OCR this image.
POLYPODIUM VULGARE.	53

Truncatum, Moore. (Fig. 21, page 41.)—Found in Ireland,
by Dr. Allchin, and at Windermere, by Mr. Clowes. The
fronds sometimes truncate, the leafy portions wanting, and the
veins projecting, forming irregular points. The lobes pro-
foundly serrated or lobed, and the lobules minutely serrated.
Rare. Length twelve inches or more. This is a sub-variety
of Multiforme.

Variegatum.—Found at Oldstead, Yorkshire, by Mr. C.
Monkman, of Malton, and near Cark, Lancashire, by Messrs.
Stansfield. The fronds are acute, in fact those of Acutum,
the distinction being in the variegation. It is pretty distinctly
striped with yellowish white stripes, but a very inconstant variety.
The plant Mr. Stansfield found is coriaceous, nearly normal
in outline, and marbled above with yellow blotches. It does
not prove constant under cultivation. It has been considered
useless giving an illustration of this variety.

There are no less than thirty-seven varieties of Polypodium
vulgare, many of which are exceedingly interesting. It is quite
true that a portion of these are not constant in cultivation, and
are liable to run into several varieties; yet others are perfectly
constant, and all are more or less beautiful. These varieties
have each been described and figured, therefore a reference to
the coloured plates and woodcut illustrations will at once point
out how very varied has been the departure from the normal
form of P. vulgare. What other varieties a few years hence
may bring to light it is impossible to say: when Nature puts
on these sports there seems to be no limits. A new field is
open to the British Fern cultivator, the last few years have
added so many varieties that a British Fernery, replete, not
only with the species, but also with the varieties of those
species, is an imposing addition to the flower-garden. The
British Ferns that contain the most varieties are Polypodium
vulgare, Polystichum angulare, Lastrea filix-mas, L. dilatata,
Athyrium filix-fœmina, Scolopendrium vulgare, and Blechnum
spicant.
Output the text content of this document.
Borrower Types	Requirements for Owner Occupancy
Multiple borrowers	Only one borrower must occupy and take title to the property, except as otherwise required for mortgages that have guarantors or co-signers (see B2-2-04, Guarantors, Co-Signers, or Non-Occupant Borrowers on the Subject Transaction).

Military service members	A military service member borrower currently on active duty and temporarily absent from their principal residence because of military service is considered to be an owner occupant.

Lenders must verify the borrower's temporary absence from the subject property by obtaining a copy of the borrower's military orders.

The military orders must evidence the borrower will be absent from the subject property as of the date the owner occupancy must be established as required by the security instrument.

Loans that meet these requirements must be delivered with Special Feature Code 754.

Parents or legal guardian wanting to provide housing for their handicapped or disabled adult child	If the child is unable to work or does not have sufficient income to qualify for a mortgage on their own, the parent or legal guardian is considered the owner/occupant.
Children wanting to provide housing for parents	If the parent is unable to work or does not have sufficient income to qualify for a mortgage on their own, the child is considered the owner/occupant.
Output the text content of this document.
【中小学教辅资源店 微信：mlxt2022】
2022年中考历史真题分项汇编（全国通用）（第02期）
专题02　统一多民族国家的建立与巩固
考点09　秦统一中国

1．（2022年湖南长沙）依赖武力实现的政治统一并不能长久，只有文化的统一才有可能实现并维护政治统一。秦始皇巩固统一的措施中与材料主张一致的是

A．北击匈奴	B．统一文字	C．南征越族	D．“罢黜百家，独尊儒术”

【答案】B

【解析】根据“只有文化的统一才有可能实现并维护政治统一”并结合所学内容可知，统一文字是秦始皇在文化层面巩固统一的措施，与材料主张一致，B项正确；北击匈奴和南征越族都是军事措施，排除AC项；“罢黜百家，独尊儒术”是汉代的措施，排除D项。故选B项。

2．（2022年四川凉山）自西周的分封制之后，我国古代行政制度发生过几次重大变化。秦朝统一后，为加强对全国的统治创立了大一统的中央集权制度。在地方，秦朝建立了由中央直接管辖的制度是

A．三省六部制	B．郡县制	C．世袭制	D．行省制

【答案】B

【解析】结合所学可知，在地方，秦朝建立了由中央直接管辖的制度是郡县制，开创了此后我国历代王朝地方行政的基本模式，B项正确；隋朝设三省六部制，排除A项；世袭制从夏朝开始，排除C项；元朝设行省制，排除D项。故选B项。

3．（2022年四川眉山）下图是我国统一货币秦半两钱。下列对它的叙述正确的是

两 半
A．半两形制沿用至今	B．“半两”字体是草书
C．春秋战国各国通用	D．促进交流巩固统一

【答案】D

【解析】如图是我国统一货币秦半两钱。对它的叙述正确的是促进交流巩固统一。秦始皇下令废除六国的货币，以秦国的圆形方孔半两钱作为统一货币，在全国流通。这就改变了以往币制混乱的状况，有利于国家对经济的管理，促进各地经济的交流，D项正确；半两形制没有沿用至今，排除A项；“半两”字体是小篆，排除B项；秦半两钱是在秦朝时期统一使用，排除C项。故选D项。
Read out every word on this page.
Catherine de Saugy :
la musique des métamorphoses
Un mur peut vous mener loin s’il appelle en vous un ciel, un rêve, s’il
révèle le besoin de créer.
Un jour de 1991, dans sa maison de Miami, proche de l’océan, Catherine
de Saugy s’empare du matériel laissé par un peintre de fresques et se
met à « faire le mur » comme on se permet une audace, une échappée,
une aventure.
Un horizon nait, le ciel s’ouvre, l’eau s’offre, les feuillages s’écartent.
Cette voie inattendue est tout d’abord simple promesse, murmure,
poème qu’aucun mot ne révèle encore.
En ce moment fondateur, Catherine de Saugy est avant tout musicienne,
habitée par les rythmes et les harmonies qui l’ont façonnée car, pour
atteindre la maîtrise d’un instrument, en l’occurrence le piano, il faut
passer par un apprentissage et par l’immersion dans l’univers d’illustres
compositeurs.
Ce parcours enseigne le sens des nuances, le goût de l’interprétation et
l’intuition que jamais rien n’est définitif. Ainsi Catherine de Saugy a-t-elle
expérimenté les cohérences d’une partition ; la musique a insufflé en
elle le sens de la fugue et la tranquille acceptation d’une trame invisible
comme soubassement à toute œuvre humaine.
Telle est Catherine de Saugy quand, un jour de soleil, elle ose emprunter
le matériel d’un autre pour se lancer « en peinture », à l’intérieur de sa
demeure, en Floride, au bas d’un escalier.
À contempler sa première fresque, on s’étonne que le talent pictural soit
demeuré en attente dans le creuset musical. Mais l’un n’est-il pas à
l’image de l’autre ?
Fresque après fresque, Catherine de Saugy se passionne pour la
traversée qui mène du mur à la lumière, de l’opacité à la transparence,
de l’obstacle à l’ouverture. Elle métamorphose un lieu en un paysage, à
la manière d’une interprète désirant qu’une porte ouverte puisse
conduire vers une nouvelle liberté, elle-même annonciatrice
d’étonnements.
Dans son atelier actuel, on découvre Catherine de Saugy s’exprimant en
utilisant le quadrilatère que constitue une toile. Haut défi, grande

■ ■ ■

Request ▸ Report how many lines in this data include the string "Catherine", and nothing else.

Output for this task ▸ 7